Document section
Season 1, Episode 2: Getting a Harvard Education with MOOCs on The Educator’s Companion to PD Podcast (Show Notes)

Season 1, Episode 2: Getting a Harvard Education with MOOCs on The Educator’s Companion to PD Podcast (Show Notes)

I know that a lot of people enjoying reading and skimming through podcast show notes to get a gist of the highlights of the episode. This podcast was originally recorded back in May 2017. To listen to the podcast, please go here.
Today we are going to talk about one of my favorite free learning resources: MOOCs. Spelled M. O. O. C.  Perhaps you have heard of them. But otherwise, you might be thinking, Huh what’s a MOOC? Yep, it’s a real word and it stands for Massive Open Online Course.
Massive means there’s a ton of choice of courses and the opportunity for many people to sign up. In a typical course, maybe 30 students sign up, but here you could literally have hundreds, if not thousands.

Dataset entries
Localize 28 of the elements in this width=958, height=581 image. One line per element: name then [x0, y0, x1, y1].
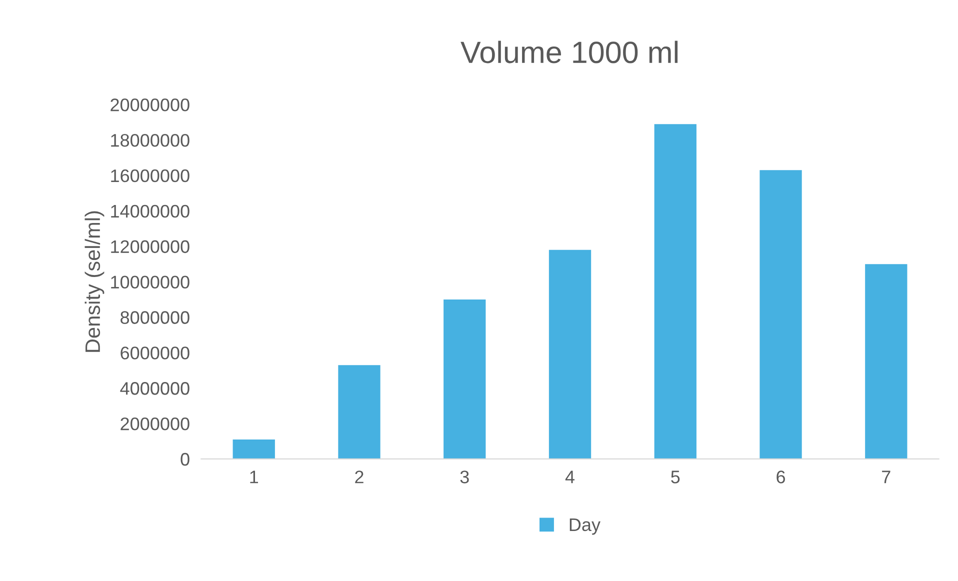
- bar: [548, 250, 592, 459]
- y-tick-label: 12000000: [111, 240, 190, 254]
- y-tick-label: 2000000: [120, 417, 190, 430]
- x-tick-label: 6: [776, 470, 785, 484]
- y-axis-title: Density (sel/ml): [84, 211, 104, 352]
- x-tick-label: 3: [460, 470, 469, 484]
- y-tick-label: 10000000: [111, 276, 190, 289]
- bar: [760, 170, 802, 459]
- y-tick-label: 16000000: [111, 169, 190, 182]
- x-tick-label: 2: [355, 470, 364, 484]
- legend-label: Day: [570, 518, 600, 535]
- x-tick-label: 5: [671, 470, 680, 484]
- y-tick-label: 4000000: [120, 382, 190, 395]
- bar: [865, 264, 908, 459]
- y-tick-label: 18000000: [111, 134, 190, 147]
- y-tick-label: 14000000: [111, 204, 190, 218]
- bar: [444, 300, 486, 459]
- bar: [232, 439, 275, 459]
- x-tick-label: 7: [882, 470, 890, 484]
- x-tick-label: 1: [250, 470, 258, 484]
- bar: [338, 365, 380, 459]
- y-tick-label: 0: [180, 452, 190, 466]
- y-tick-label: 8000000: [120, 311, 190, 324]
- y-tick-label: 6000000: [120, 346, 190, 360]
- x-tick-label: 4: [565, 470, 575, 484]
- y-tick-label: 20000000: [110, 98, 190, 112]
- chart-title: Volume 1000 ml: [460, 40, 678, 64]
- bar: [654, 124, 696, 459]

To do
1) In the MOOC show notes, when was the podcast episode first recorded?
2) From the MOOC show notes, pull out everything from "Today we are" down to "if not thousands.".

Per-task outputs
1) May 2017

2)
Today we are going to talk about one of my favorite free learning resources: MOOCs. Spelled M. O. O. C.  Perhaps you have heard of them. But otherwise, you might be thinking, Huh what’s a MOOC? Yep, it’s a real word and it stands for Massive Open Online Course.
Massive means there’s a ton of choice of courses and the opportunity for many people to sign up. In a typical course, maybe 30 students sign up, but here you could literally have hundreds, if not thousands.